## Short task:
Every entry must be given again exactly.

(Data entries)
************
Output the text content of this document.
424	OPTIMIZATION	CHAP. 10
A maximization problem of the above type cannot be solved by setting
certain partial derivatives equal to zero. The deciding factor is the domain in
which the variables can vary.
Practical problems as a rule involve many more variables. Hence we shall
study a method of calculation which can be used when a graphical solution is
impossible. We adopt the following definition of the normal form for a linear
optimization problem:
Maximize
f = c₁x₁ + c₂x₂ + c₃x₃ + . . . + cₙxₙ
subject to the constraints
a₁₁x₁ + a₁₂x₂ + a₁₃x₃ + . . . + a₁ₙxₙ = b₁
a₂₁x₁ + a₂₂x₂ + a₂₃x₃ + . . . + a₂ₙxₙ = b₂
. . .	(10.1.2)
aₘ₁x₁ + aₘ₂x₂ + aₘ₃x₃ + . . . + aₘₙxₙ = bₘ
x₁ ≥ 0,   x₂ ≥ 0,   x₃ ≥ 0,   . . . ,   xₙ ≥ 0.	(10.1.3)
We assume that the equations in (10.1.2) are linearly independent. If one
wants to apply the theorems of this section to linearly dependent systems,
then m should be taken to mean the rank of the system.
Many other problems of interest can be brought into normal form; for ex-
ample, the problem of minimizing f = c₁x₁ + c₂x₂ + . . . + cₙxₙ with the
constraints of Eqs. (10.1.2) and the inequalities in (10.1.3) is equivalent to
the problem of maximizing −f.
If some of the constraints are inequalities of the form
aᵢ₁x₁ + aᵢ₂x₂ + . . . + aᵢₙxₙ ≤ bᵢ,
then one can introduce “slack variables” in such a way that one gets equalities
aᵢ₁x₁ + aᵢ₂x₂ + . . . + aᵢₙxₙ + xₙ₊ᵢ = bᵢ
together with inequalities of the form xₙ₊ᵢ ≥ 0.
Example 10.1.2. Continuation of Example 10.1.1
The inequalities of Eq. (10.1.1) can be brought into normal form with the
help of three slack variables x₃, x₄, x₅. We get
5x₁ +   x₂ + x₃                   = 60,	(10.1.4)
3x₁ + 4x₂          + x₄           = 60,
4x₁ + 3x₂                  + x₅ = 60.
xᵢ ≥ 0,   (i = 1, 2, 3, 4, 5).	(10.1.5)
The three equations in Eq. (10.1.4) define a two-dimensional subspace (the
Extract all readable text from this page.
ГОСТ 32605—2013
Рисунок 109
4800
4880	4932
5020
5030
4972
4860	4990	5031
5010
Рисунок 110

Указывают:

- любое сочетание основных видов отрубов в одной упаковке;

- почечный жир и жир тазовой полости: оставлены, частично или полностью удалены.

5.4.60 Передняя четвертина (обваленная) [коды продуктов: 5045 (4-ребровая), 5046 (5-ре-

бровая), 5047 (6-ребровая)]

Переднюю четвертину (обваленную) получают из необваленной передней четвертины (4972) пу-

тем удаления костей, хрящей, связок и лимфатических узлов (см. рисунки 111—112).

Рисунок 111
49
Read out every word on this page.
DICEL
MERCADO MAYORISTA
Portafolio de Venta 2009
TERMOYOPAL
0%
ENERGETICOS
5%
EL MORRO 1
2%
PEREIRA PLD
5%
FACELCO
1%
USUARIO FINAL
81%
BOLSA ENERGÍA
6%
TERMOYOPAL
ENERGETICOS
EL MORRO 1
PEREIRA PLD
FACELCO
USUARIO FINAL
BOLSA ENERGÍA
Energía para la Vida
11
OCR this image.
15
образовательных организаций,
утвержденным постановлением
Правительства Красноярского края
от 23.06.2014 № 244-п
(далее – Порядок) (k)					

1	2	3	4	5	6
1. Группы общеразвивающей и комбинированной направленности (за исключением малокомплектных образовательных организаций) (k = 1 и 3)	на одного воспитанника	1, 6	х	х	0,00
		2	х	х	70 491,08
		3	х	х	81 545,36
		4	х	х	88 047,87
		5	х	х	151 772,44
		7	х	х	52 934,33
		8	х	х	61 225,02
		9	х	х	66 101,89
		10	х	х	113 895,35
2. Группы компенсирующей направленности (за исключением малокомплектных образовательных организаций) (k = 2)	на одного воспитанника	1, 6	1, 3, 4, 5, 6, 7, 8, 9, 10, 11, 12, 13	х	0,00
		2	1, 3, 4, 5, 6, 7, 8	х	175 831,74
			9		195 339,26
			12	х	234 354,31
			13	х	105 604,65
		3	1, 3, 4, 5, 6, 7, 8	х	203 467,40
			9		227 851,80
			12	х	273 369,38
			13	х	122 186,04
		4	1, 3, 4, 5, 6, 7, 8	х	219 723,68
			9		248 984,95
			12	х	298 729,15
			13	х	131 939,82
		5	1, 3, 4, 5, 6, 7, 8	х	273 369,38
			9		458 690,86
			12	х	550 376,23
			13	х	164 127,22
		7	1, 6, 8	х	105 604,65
************
## The completed task:
Output the text content of this document.
424	OPTIMIZATION	CHAP. 10
A maximization problem of the above type cannot be solved by setting
certain partial derivatives equal to zero. The deciding factor is the domain in
which the variables can vary.
Practical problems as a rule involve many more variables. Hence we shall
study a method of calculation which can be used when a graphical solution is
impossible. We adopt the following definition of the normal form for a linear
optimization problem:
Maximize
f = c₁x₁ + c₂x₂ + c₃x₃ + . . . + cₙxₙ
subject to the constraints
a₁₁x₁ + a₁₂x₂ + a₁₃x₃ + . . . + a₁ₙxₙ = b₁
a₂₁x₁ + a₂₂x₂ + a₂₃x₃ + . . . + a₂ₙxₙ = b₂
. . .	(10.1.2)
aₘ₁x₁ + aₘ₂x₂ + aₘ₃x₃ + . . . + aₘₙxₙ = bₘ
x₁ ≥ 0,   x₂ ≥ 0,   x₃ ≥ 0,   . . . ,   xₙ ≥ 0.	(10.1.3)
We assume that the equations in (10.1.2) are linearly independent. If one
wants to apply the theorems of this section to linearly dependent systems,
then m should be taken to mean the rank of the system.
Many other problems of interest can be brought into normal form; for ex-
ample, the problem of minimizing f = c₁x₁ + c₂x₂ + . . . + cₙxₙ with the
constraints of Eqs. (10.1.2) and the inequalities in (10.1.3) is equivalent to
the problem of maximizing −f.
If some of the constraints are inequalities of the form
aᵢ₁x₁ + aᵢ₂x₂ + . . . + aᵢₙxₙ ≤ bᵢ,
then one can introduce “slack variables” in such a way that one gets equalities
aᵢ₁x₁ + aᵢ₂x₂ + . . . + aᵢₙxₙ + xₙ₊ᵢ = bᵢ
together with inequalities of the form xₙ₊ᵢ ≥ 0.
Example 10.1.2. Continuation of Example 10.1.1
The inequalities of Eq. (10.1.1) can be brought into normal form with the
help of three slack variables x₃, x₄, x₅. We get
5x₁ +   x₂ + x₃                   = 60,	(10.1.4)
3x₁ + 4x₂          + x₄           = 60,
4x₁ + 3x₂                  + x₅ = 60.
xᵢ ≥ 0,   (i = 1, 2, 3, 4, 5).	(10.1.5)
The three equations in Eq. (10.1.4) define a two-dimensional subspace (the
Extract all readable text from this page.
ГОСТ 32605—2013
Рисунок 109
4800
4880	4932
5020
5030
4972
4860	4990	5031
5010
Рисунок 110

Указывают:

- любое сочетание основных видов отрубов в одной упаковке;

- почечный жир и жир тазовой полости: оставлены, частично или полностью удалены.

5.4.60 Передняя четвертина (обваленная) [коды продуктов: 5045 (4-ребровая), 5046 (5-ре-

бровая), 5047 (6-ребровая)]

Переднюю четвертину (обваленную) получают из необваленной передней четвертины (4972) пу-

тем удаления костей, хрящей, связок и лимфатических узлов (см. рисунки 111—112).

Рисунок 111
49
Read out every word on this page.
DICEL
MERCADO MAYORISTA
Portafolio de Venta 2009
TERMOYOPAL
0%
ENERGETICOS
5%
EL MORRO 1
2%
PEREIRA PLD
5%
FACELCO
1%
USUARIO FINAL
81%
BOLSA ENERGÍA
6%
TERMOYOPAL
ENERGETICOS
EL MORRO 1
PEREIRA PLD
FACELCO
USUARIO FINAL
BOLSA ENERGÍA
Energía para la Vida
11
OCR this image.
15
образовательных организаций,
утвержденным постановлением
Правительства Красноярского края
от 23.06.2014 № 244-п
(далее – Порядок) (k)					

1	2	3	4	5	6
1. Группы общеразвивающей и комбинированной направленности (за исключением малокомплектных образовательных организаций) (k = 1 и 3)	на одного воспитанника	1, 6	х	х	0,00
		2	х	х	70 491,08
		3	х	х	81 545,36
		4	х	х	88 047,87
		5	х	х	151 772,44
		7	х	х	52 934,33
		8	х	х	61 225,02
		9	х	х	66 101,89
		10	х	х	113 895,35
2. Группы компенсирующей направленности (за исключением малокомплектных образовательных организаций) (k = 2)	на одного воспитанника	1, 6	1, 3, 4, 5, 6, 7, 8, 9, 10, 11, 12, 13	х	0,00
		2	1, 3, 4, 5, 6, 7, 8	х	175 831,74
			9		195 339,26
			12	х	234 354,31
			13	х	105 604,65
		3	1, 3, 4, 5, 6, 7, 8	х	203 467,40
			9		227 851,80
			12	х	273 369,38
			13	х	122 186,04
		4	1, 3, 4, 5, 6, 7, 8	х	219 723,68
			9		248 984,95
			12	х	298 729,15
			13	х	131 939,82
		5	1, 3, 4, 5, 6, 7, 8	х	273 369,38
			9		458 690,86
			12	х	550 376,23
			13	х	164 127,22
		7	1, 6, 8	х	105 604,65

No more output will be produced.